_TASK GOAL:_ Pull out from the material below all lines with "以现金方式出资".

[Collected data]

○ ○ ○

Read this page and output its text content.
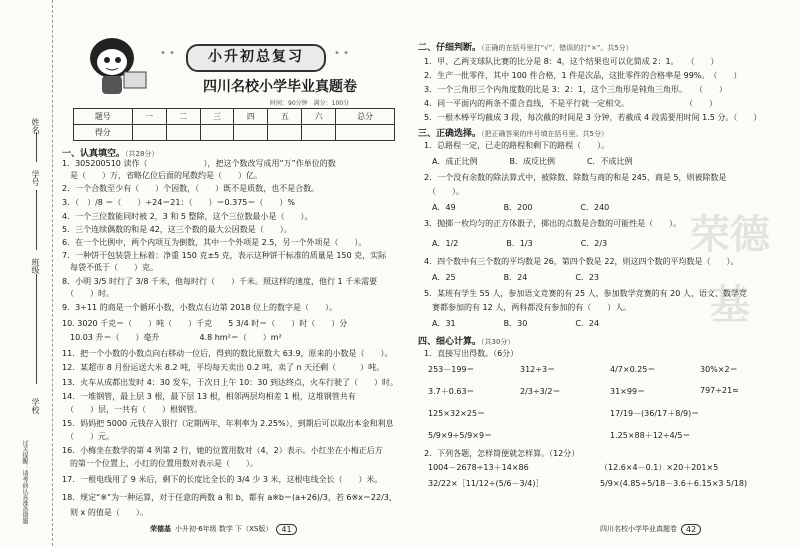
姓名
学号
班级
学校
过关提醒：请考前认真准备错题
• •	• •
小升初总复习
四川名校小学毕业真题卷
时间：90分钟　满分：100分
题号	一	二	三	四	五	六	总分
得分							
一、认真填空。（共28分）
1．305200510 读作（　　　　　　　），把这个数改写成用“万”作单位的数
　是（　　）万，省略亿位后面的尾数约是（　　）亿。
2．一个合数至少有（　　）个因数，（　　）既不是质数，也不是合数。
3．（　）/8 ＝（　　）÷24＝21：（　　）＝0.375＝（　　）%
4．一个三位数能同时被 2，3 和 5 整除，这个三位数最小是（　　）。
5．三个连续偶数的和是 42，这三个数的最大公因数是（　　）。
6．在一个比例中，两个内项互为倒数，其中一个外项是 2.5，另一个外项是（　　）。
7．一种饼干包装袋上标着：净重 150 克±5 克，表示这种饼干标准的质量是 150 克，实际
　每袋不低于（　　）克。
8．小明 3/5 时行了 3/8 千米，他每时行（　　）千米。照这样的速度，他行 1 千米需要
　（　　）时。
9．3÷11 的商是一个循环小数，小数点右边第 2018 位上的数字是（　　）。
10. 3020 千克＝（　　）吨（　　）千克　　5 3/4 时＝（　　）时（　　）分
　10.03 升＝（　　）毫升　　　　　4.8 hm²＝（　　）m²
11．把一个小数的小数点向右移动一位后，得到的数比原数大 63.9，原来的小数是（　　）。
12．某超市 8 月份运送大米 8.2 吨，平均每天卖出 0.2 吨，卖了 n 天还剩（　　　）吨。
13．火车从成都出发时 4：30 发车，于次日上午 10：30 到达终点，火车行驶了（　　）时。
14．一堆钢管，最上层 3 根，最下层 13 根，相邻两层均相差 1 根，这堆钢管共有
　（　　）层，一共有（　　）根钢管。
15．妈妈把 5000 元钱存入银行（定期两年，年利率为 2.25%），到期后可以取出本金和利息
　（　　）元。
16．小梅坐在数学的第 4 列第 2 行，她的位置用数对（4，2）表示。小红坐在小梅正后方
　的第一个位置上，小红的位置用数对表示是（　　）。
17．一根电线用了 9 米后，剩下的长度比全长的 3/4 少 3 米，这根电线全长（　　）米。
18．规定“※”为一种运算，对于任意的两数 a 和 b，都有 a※b＝(a+26)/3，若 6※x＝22/3，
　则 x 的值是（　　）。
荣德基 小升初·6年级 数学 下（XS版）	41
荣德基
二、仔细判断。（正确的在括号里打“√”，错误的打“×”。共5分）
1．甲、乙两支球队比赛的比分是 8：4，这个结果也可以化简成 2：1。　　（　　）
2．生产一批零件，其中 100 件合格，1 件是次品，这批零件的合格率是 99%。　（　　）
3．一个三角形三个内角度数的比是 3：2：1，这个三角形是钝角三角形。　　（　　）
4．同一平面内的两条不重合直线，不是平行就一定相交。　　　　　　　　（　　）
5．一根木棒平均截成 3 段，每次截的时间是 3 分钟，若截成 4 段需要用时间 1.5 分。（　　）
三、正确选择。（把正确答案的序号填在括号里。共5分）
1．总路程一定，已走的路程和剩下的路程（　　）。
　A．成正比例　　　　B．成反比例　　　　C．不成比例
2．一个没有余数的除法算式中，被除数、除数与商的和是 245，商是 5，则被除数是
　（　　）。
　A．49　　　　　　B．200　　　　　　C．240
3．抛掷一枚均匀的正方体骰子，掷出的点数是合数的可能性是（　　）。
　A．1/2　　　　　　B．1/3　　　　　　C．2/3
4．四个数中有三个数的平均数是 26，第四个数是 22，则这四个数的平均数是（　　）。
　A．25　　　　　　B．24　　　　　　C．23
5．某班有学生 55 人，参加语文竞赛的有 25 人，参加数学竞赛的有 20 人，语文、数学竞
　赛都参加的有 12 人，两科都没有参加的有（　　）人。
　A．31　　　　　　B．30　　　　　　C．24
四、细心计算。（共30分）
1．直接写出得数。（6分）
253－199＝	312÷3＝	4/7×0.25＝	30%×2＝
3.7＋0.63＝	2/3÷3/2＝	31×99＝	797÷21≈
125×32×25＝	17/19－(36/17＋8/9)＝
5/9×9÷5/9×9＝	1.25×88＋12÷4/5＝
2．下列各题，怎样简便就怎样算。（12分）
1004－2678÷13＋14×86	（12.6×4－0.1）×20＋201×5
32/22×［11/12÷(5/6－3/4)］	5/9×(4.85÷5/18－3.6＋6.15×3 5/18)
四川名校小学毕业真题卷	42
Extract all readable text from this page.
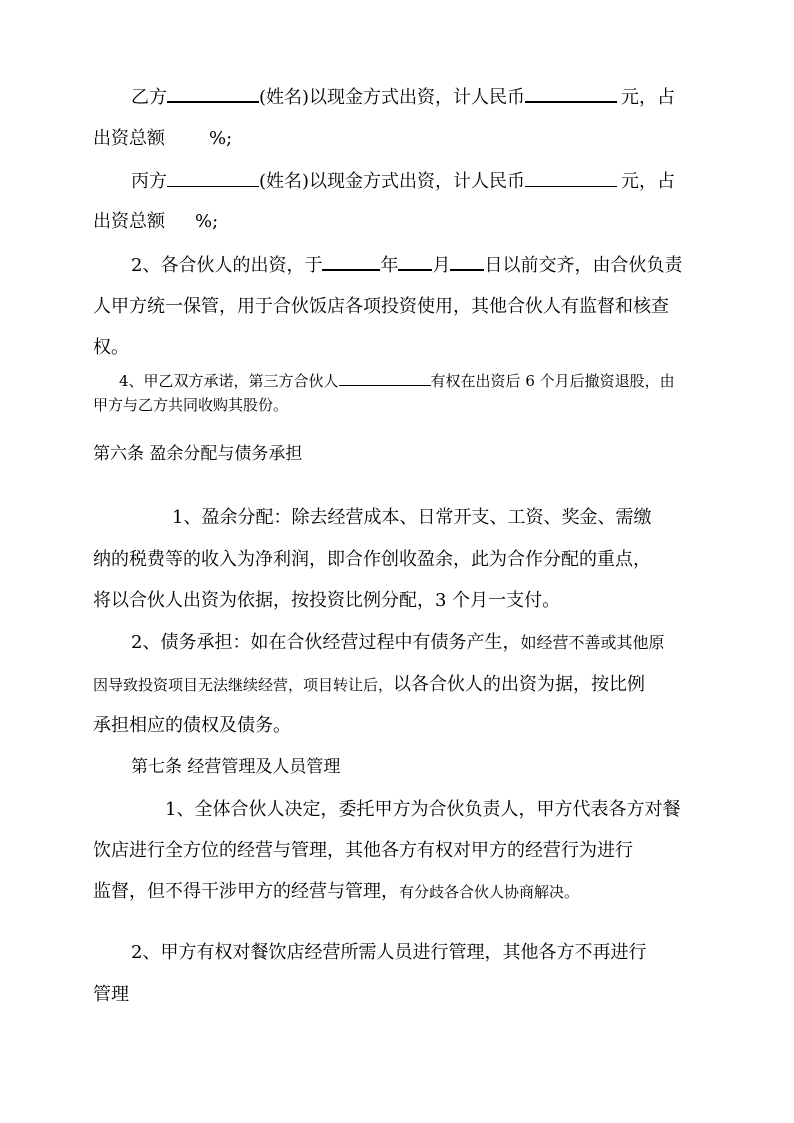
乙方	(姓名)以现金方式出资，计人民币	元，占
出资总额 %;
丙方	(姓名)以现金方式出资，计人民币	元，占
出资总额 %;
2、各合伙人的出资，于	年 月 日以前交齐，由合伙负责
人甲方统一保管，用于合伙饭店各项投资使用，其他合伙人有监督和核查
权。
4、甲乙双方承诺，第三方合伙人	有权在出资后 6 个月后撤资退股，由
甲方与乙方共同收购其股份。
第六条 盈余分配与债务承担
1、盈余分配：除去经营成本、日常开支、工资、奖金、需缴
纳的税费等的收入为净利润，即合作创收盈余，此为合作分配的重点，
将以合伙人出资为依据，按投资比例分配，3 个月一支付。
2、债务承担：如在合伙经营过程中有债务产生，如经营不善或其他原
因导致投资项目无法继续经营，项目转让后，以各合伙人的出资为据，按比例
承担相应的债权及债务。
第七条 经营管理及人员管理
1、全体合伙人决定，委托甲方为合伙负责人，甲方代表各方对餐
饮店进行全方位的经营与管理，其他各方有权对甲方的经营行为进行
监督，但不得干涉甲方的经营与管理，有分歧各合伙人协商解决。
2、甲方有权对餐饮店经营所需人员进行管理，其他各方不再进行
管理
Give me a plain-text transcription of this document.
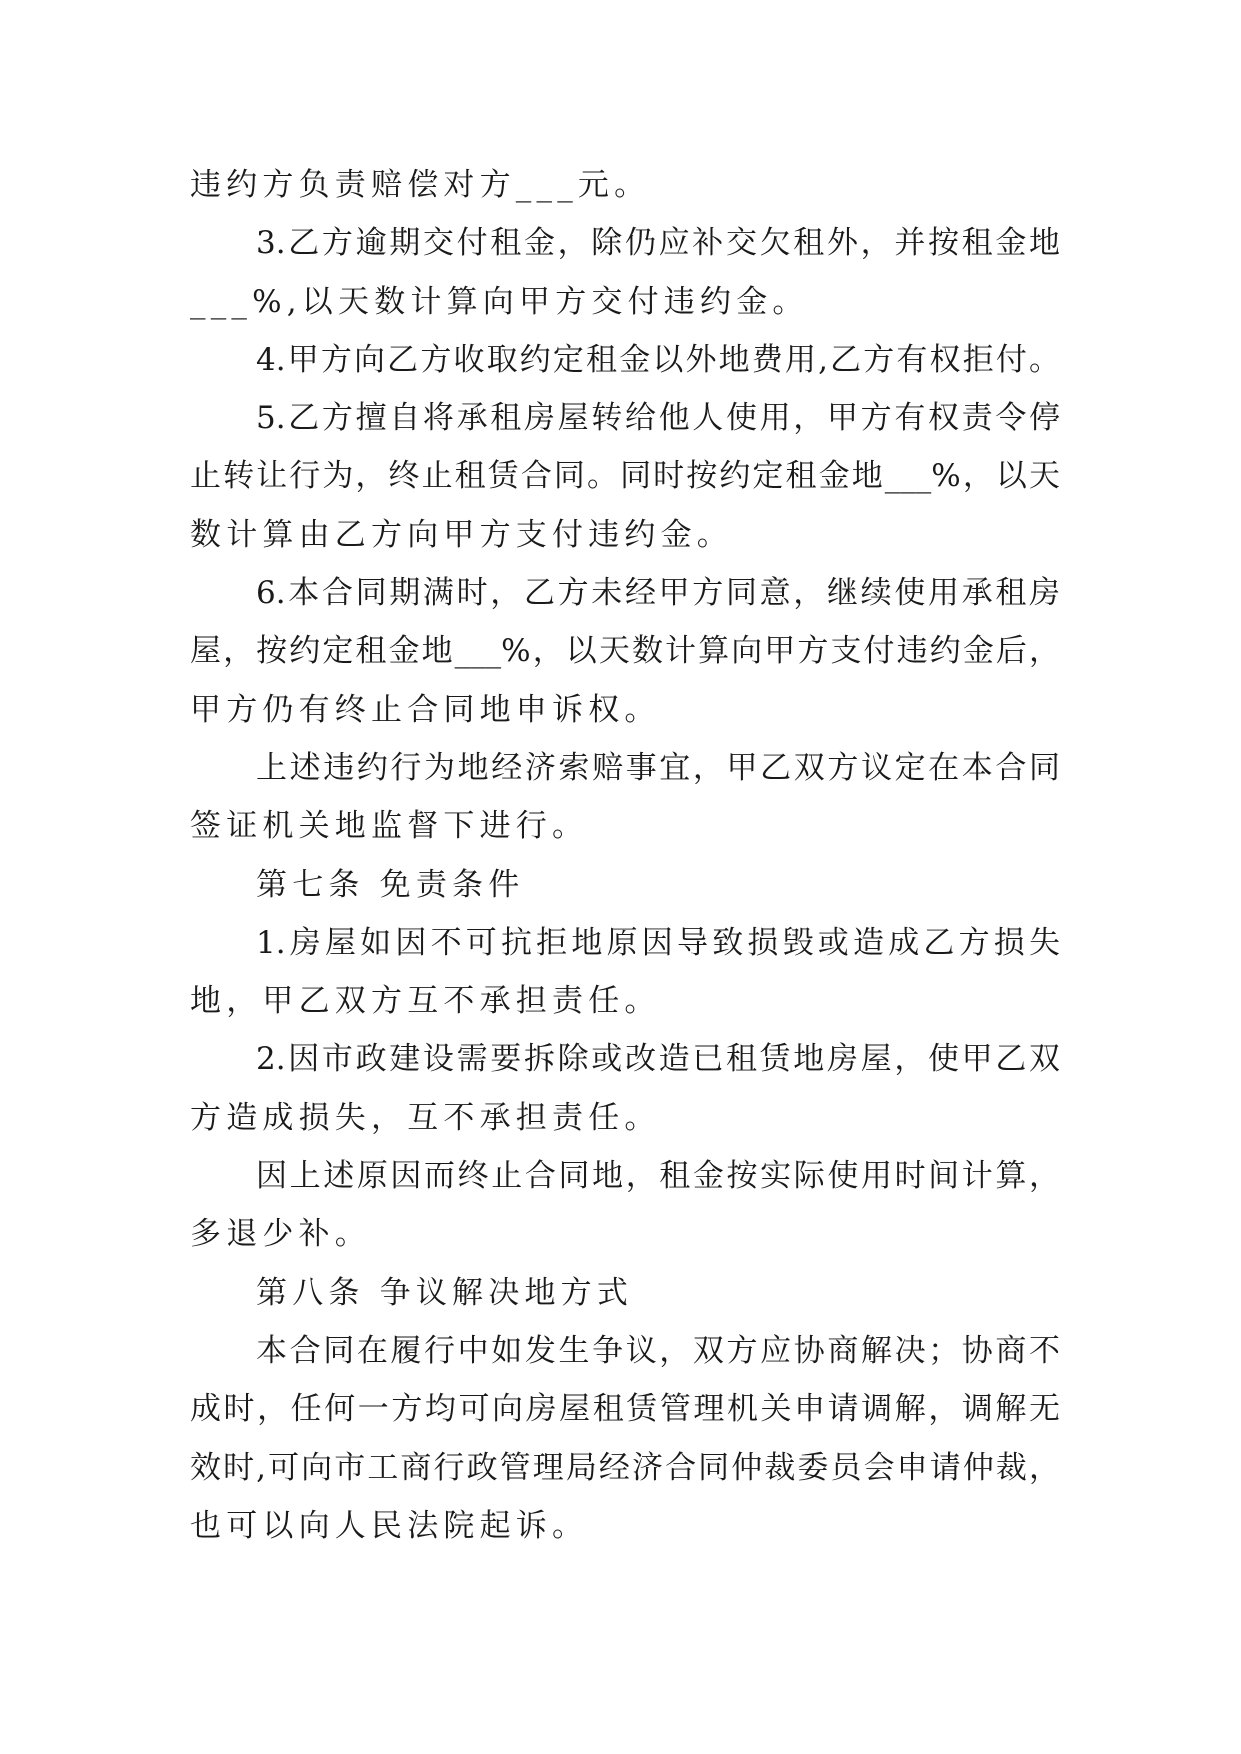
违约方负责赔偿对方___元。
3.乙方逾期交付租金，除仍应补交欠租外，并按租金地
___%,以天数计算向甲方交付违约金。
4.甲方向乙方收取约定租金以外地费用,乙方有权拒付。
5.乙方擅自将承租房屋转给他人使用，甲方有权责令停
止转让行为，终止租赁合同。同时按约定租金地___%，以天
数计算由乙方向甲方支付违约金。
6.本合同期满时，乙方未经甲方同意，继续使用承租房
屋，按约定租金地___%，以天数计算向甲方支付违约金后，
甲方仍有终止合同地申诉权。
上述违约行为地经济索赔事宜，甲乙双方议定在本合同
签证机关地监督下进行。
第七条 免责条件
1.房屋如因不可抗拒地原因导致损毁或造成乙方损失
地，甲乙双方互不承担责任。
2.因市政建设需要拆除或改造已租赁地房屋，使甲乙双
方造成损失，互不承担责任。
因上述原因而终止合同地，租金按实际使用时间计算，
多退少补。
第八条 争议解决地方式
本合同在履行中如发生争议，双方应协商解决；协商不
成时，任何一方均可向房屋租赁管理机关申请调解，调解无
效时,可向市工商行政管理局经济合同仲裁委员会申请仲裁，
也可以向人民法院起诉。
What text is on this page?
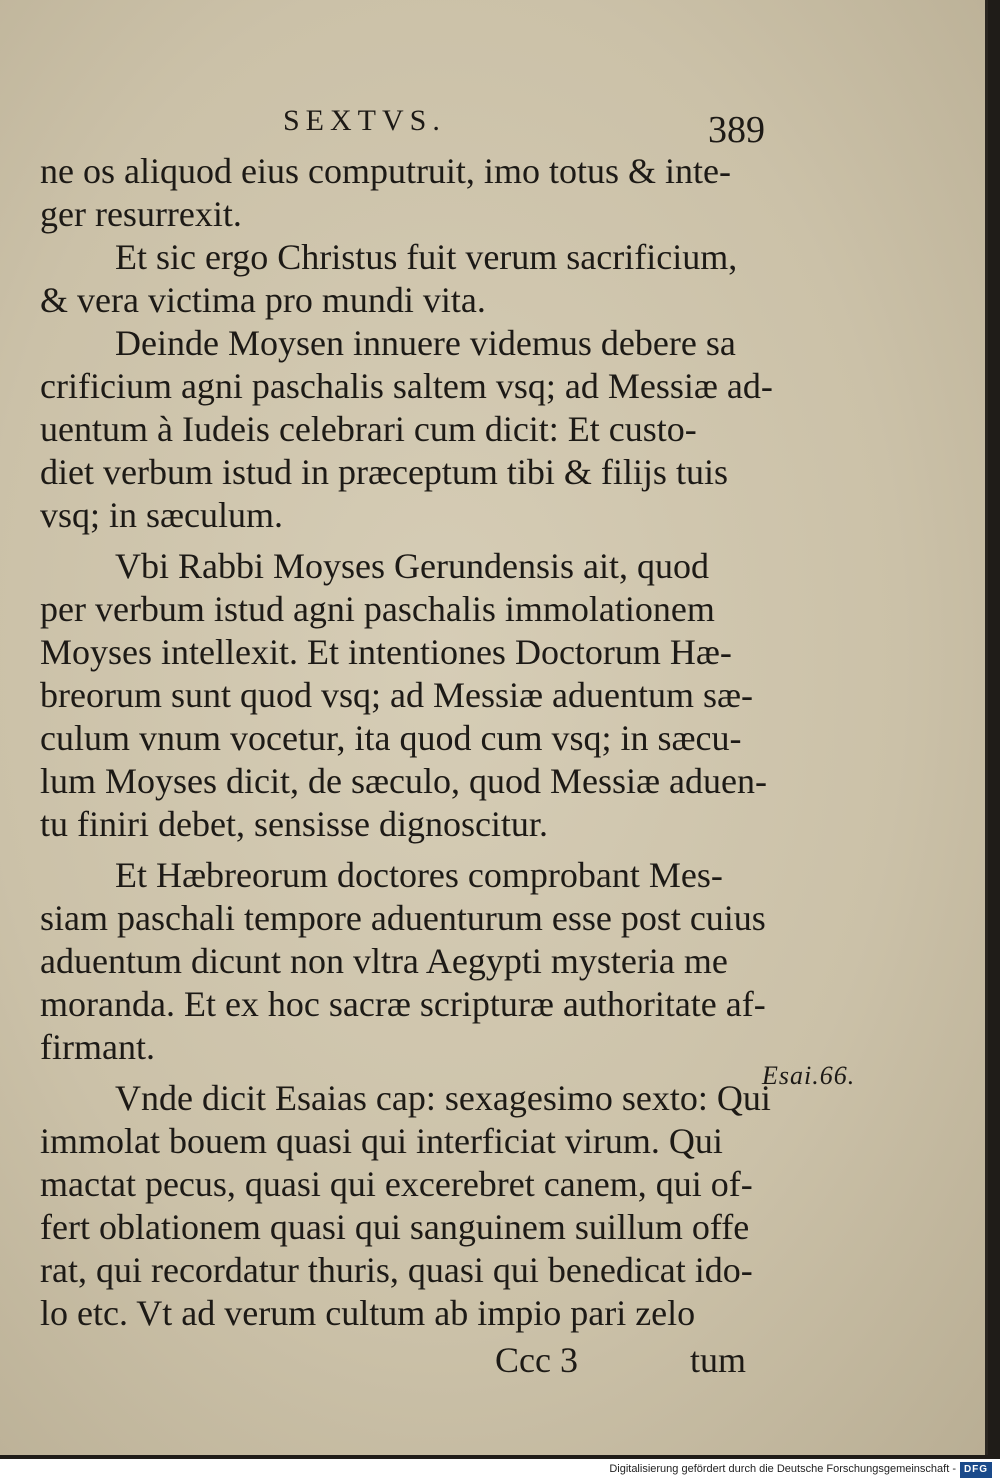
SEXTVS.	389
ne os aliquod eius computruit, imo totus & inte-
ger resurrexit.
Et sic ergo Christus fuit verum sacrificium,
& vera victima pro mundi vita.
Deinde Moysen innuere videmus debere sa
crificium agni paschalis saltem vsq; ad Messiæ ad-
uentum à Iudeis celebrari cum dicit: Et custo-
diet verbum istud in præceptum tibi & filijs tuis
vsq; in sæculum.
Vbi Rabbi Moyses Gerundensis ait, quod
per verbum istud agni paschalis immolationem
Moyses intellexit. Et intentiones Doctorum Hæ-
breorum sunt quod vsq; ad Messiæ aduentum sæ-
culum vnum vocetur, ita quod cum vsq; in sæcu-
lum Moyses dicit, de sæculo, quod Messiæ aduen-
tu finiri debet, sensisse dignoscitur.
Et Hæbreorum doctores comprobant Mes-
siam paschali tempore aduenturum esse post cuius
aduentum dicunt non vltra Aegypti mysteria me
moranda. Et ex hoc sacræ scripturæ authoritate af-
firmant.
Vnde dicit Esaias cap: sexagesimo sexto: Qui
immolat bouem quasi qui interficiat virum. Qui
mactat pecus, quasi qui excerebret canem, qui of-
fert oblationem quasi qui sanguinem suillum offe
rat, qui recordatur thuris, quasi qui benedicat ido-
lo etc. Vt ad verum cultum ab impio pari zelo
Ccc 3	tum
Esai.66.
Digitalisierung gefördert durch die Deutsche Forschungsgemeinschaft - DFG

○ ○ ○

_OUTPUT OF THE TASK:_
乙方	(姓名)以现金方式出资，计人民币	元，占
丙方	(姓名)以现金方式出资，计人民币	元，占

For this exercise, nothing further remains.